- [PROVIDED PASSAGE]
'''

The Executive understands that any voluntary resignation
by him as a result of any personal or family reasons not
otherwise set forth in this Section 6(e) shall not constitute
"Good Cause."
f. Beginning with the thirteenth (13th) monthly payment and each
monthly payment thereafter the Company will be entitled to
offset and reduce each month, the amount of the monthly
Severance Payment otherwise payable to the Executive hereunder
by the amount of the Executive's prior month's earnings (if any)
from post-Company full time employment (including both salary,
bonus and other cash or cash equivalent compensation) at a
subsequent full time employer or in connection with a full time
consulting practice or other self-employment or any full time
venture founded by the Executive; provided, however, that the
Company shall not be entitled to any Severance Payment offset or
reduction as a result of any earnings or income generated by the
Executive from part-time consulting work, unless and until such
consulting work becomes a full time endeavor.
g. In the event of any Termination pursuant to Section 5, the
Executive shall be entitled to retain (i) any and all options to
purchase capital stock of the Company granted to the Executive
pursuant to the terms and conditions of the Option Agreement
attached as Exhibit "A" hereto that have vested as of the date
of such Termination.

'''

- [DATASET EXTRACT]
'''

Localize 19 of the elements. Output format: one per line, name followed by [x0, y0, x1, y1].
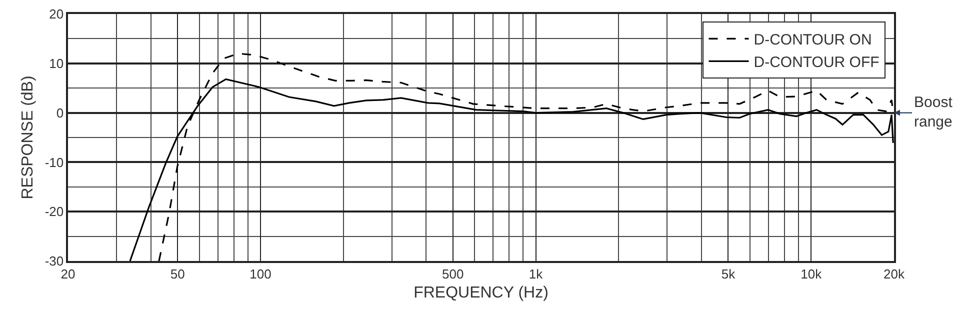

'''

- [TASKS FOR THIS EXERCISE]
1: From the severance provisions, write out everything from "g. In the event" down to "of such Termination.".
2: Write what comes next in the employment agreement terms on severance and termination, picking up after their last sentence.

- [EXPECTED ANSWERS]
1:
g. In the event of any Termination pursuant to Section 5, the
Executive shall be entitled to retain (i) any and all options to
purchase capital stock of the Company granted to the Executive
pursuant to the terms and conditions of the Option Agreement
attached as Exhibit "A" hereto that have vested as of the date
of such Termination.

2:
h. Any Severance Payment made pursuant to this Section 6 shall be
payable in equal monthly installments over the required duration
set forth in Sections 6(a) through 6(e).
i. The continuing obligation of the Company to make the
Severance Payment to the Executive is expressly
conditioned upon the Executive complying and continuing
to comply with his obligations and covenants under
Sections 7 and 8 of this Agreement following termination
of employment with the Company.
7. Confidentiality and Non-Solicitation Covenants.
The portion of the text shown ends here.